» What the task requires: Output the material below in its entirety, exactly as given.

Figure contents as structured data
______

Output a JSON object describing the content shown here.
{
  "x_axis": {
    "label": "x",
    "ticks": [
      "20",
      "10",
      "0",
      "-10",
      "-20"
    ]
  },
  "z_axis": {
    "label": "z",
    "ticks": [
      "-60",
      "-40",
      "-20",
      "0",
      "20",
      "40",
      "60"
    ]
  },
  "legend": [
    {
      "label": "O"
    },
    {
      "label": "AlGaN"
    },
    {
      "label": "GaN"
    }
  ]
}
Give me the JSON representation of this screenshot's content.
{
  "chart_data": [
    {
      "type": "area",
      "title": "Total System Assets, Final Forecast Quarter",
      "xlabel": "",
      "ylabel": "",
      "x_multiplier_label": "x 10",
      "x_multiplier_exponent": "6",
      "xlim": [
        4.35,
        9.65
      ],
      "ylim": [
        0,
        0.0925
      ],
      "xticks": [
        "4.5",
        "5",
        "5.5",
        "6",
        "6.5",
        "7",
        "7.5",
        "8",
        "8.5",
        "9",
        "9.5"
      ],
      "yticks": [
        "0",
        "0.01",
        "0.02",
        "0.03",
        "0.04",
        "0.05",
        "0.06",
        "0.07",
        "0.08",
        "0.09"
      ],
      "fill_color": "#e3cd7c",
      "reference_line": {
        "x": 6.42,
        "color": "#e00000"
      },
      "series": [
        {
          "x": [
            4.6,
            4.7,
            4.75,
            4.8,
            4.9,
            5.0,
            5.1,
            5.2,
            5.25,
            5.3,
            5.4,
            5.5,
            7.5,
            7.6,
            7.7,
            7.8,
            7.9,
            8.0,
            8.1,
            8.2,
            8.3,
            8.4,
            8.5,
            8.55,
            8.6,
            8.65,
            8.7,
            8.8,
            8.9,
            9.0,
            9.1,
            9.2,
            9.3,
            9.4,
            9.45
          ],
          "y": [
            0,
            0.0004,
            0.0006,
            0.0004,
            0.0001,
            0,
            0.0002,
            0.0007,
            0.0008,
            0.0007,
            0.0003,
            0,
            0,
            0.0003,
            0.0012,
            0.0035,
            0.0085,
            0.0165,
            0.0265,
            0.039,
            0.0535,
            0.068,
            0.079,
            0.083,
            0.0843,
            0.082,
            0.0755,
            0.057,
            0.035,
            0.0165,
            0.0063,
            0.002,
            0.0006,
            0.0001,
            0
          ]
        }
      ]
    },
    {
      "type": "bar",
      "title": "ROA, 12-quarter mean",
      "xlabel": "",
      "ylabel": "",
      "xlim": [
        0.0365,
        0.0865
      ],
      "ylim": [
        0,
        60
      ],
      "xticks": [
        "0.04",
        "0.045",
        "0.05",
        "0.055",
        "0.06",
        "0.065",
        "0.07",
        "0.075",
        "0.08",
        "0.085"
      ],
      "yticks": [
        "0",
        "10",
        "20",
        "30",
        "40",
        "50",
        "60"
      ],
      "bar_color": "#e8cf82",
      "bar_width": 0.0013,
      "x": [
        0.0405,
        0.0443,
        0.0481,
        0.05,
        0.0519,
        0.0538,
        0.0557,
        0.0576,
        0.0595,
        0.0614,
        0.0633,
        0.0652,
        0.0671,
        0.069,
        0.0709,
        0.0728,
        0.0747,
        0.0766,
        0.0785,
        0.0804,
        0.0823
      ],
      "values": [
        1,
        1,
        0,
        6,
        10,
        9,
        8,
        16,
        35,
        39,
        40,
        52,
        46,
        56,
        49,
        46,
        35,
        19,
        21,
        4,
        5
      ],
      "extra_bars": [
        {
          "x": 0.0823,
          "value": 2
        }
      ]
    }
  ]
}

______

» Worked solution:
Output a JSON object describing the content shown here.
{
  "x_axis": {
    "label": "x",
    "ticks": [
      "20",
      "10",
      "0",
      "-10",
      "-20"
    ]
  },
  "z_axis": {
    "label": "z",
    "ticks": [
      "-60",
      "-40",
      "-20",
      "0",
      "20",
      "40",
      "60"
    ]
  },
  "legend": [
    {
      "label": "O"
    },
    {
      "label": "AlGaN"
    },
    {
      "label": "GaN"
    }
  ]
}
Give me the JSON representation of this screenshot's content.
{
  "chart_data": [
    {
      "type": "area",
      "title": "Total System Assets, Final Forecast Quarter",
      "xlabel": "",
      "ylabel": "",
      "x_multiplier_label": "x 10",
      "x_multiplier_exponent": "6",
      "xlim": [
        4.35,
        9.65
      ],
      "ylim": [
        0,
        0.0925
      ],
      "xticks": [
        "4.5",
        "5",
        "5.5",
        "6",
        "6.5",
        "7",
        "7.5",
        "8",
        "8.5",
        "9",
        "9.5"
      ],
      "yticks": [
        "0",
        "0.01",
        "0.02",
        "0.03",
        "0.04",
        "0.05",
        "0.06",
        "0.07",
        "0.08",
        "0.09"
      ],
      "fill_color": "#e3cd7c",
      "reference_line": {
        "x": 6.42,
        "color": "#e00000"
      },
      "series": [
        {
          "x": [
            4.6,
            4.7,
            4.75,
            4.8,
            4.9,
            5.0,
            5.1,
            5.2,
            5.25,
            5.3,
            5.4,
            5.5,
            7.5,
            7.6,
            7.7,
            7.8,
            7.9,
            8.0,
            8.1,
            8.2,
            8.3,
            8.4,
            8.5,
            8.55,
            8.6,
            8.65,
            8.7,
            8.8,
            8.9,
            9.0,
            9.1,
            9.2,
            9.3,
            9.4,
            9.45
          ],
          "y": [
            0,
            0.0004,
            0.0006,
            0.0004,
            0.0001,
            0,
            0.0002,
            0.0007,
            0.0008,
            0.0007,
            0.0003,
            0,
            0,
            0.0003,
            0.0012,
            0.0035,
            0.0085,
            0.0165,
            0.0265,
            0.039,
            0.0535,
            0.068,
            0.079,
            0.083,
            0.0843,
            0.082,
            0.0755,
            0.057,
            0.035,
            0.0165,
            0.0063,
            0.002,
            0.0006,
            0.0001,
            0
          ]
        }
      ]
    },
    {
      "type": "bar",
      "title": "ROA, 12-quarter mean",
      "xlabel": "",
      "ylabel": "",
      "xlim": [
        0.0365,
        0.0865
      ],
      "ylim": [
        0,
        60
      ],
      "xticks": [
        "0.04",
        "0.045",
        "0.05",
        "0.055",
        "0.06",
        "0.065",
        "0.07",
        "0.075",
        "0.08",
        "0.085"
      ],
      "yticks": [
        "0",
        "10",
        "20",
        "30",
        "40",
        "50",
        "60"
      ],
      "bar_color": "#e8cf82",
      "bar_width": 0.0013,
      "x": [
        0.0405,
        0.0443,
        0.0481,
        0.05,
        0.0519,
        0.0538,
        0.0557,
        0.0576,
        0.0595,
        0.0614,
        0.0633,
        0.0652,
        0.0671,
        0.069,
        0.0709,
        0.0728,
        0.0747,
        0.0766,
        0.0785,
        0.0804,
        0.0823
      ],
      "values": [
        1,
        1,
        0,
        6,
        10,
        9,
        8,
        16,
        35,
        39,
        40,
        52,
        46,
        56,
        49,
        46,
        35,
        19,
        21,
        4,
        5
      ],
      "extra_bars": [
        {
          "x": 0.0823,
          "value": 2
        }
      ]
    }
  ]
}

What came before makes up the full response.